• **What the exercise asks**
Leave out the pictures and repeat everything else in the records exactly.

=-=-=

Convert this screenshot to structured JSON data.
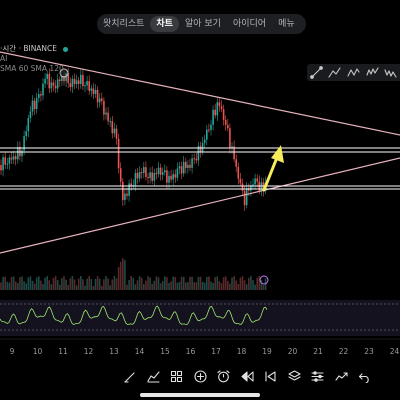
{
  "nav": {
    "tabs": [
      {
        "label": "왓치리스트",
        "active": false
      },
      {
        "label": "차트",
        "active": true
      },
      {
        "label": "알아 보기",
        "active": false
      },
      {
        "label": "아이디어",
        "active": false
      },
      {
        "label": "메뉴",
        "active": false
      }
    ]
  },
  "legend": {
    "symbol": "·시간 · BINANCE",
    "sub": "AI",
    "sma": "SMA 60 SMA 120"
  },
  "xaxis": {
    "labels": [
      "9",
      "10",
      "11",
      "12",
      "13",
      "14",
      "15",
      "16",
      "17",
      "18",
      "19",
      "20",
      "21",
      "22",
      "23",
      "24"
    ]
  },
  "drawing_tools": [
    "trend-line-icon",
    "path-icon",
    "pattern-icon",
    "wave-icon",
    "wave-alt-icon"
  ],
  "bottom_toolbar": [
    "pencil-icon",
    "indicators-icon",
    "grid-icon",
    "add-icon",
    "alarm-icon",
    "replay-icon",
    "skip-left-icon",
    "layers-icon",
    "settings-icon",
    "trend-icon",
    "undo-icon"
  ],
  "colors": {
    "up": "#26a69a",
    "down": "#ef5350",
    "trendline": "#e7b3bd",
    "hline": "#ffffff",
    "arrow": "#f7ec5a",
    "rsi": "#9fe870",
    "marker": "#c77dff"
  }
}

=-=-=

• **Solved exercise**
Convert this screenshot to structured JSON data.
{
  "nav": {
    "tabs": [
      {
        "label": "왓치리스트",
        "active": false
      },
      {
        "label": "차트",
        "active": true
      },
      {
        "label": "알아 보기",
        "active": false
      },
      {
        "label": "아이디어",
        "active": false
      },
      {
        "label": "메뉴",
        "active": false
      }
    ]
  },
  "legend": {
    "symbol": "·시간 · BINANCE",
    "sub": "AI",
    "sma": "SMA 60 SMA 120"
  },
  "xaxis": {
    "labels": [
      "9",
      "10",
      "11",
      "12",
      "13",
      "14",
      "15",
      "16",
      "17",
      "18",
      "19",
      "20",
      "21",
      "22",
      "23",
      "24"
    ]
  },
  "drawing_tools": [
    "trend-line-icon",
    "path-icon",
    "pattern-icon",
    "wave-icon",
    "wave-alt-icon"
  ],
  "bottom_toolbar": [
    "pencil-icon",
    "indicators-icon",
    "grid-icon",
    "add-icon",
    "alarm-icon",
    "replay-icon",
    "skip-left-icon",
    "layers-icon",
    "settings-icon",
    "trend-icon",
    "undo-icon"
  ],
  "colors": {
    "up": "#26a69a",
    "down": "#ef5350",
    "trendline": "#e7b3bd",
    "hline": "#ffffff",
    "arrow": "#f7ec5a",
    "rsi": "#9fe870",
    "marker": "#c77dff"
  }
}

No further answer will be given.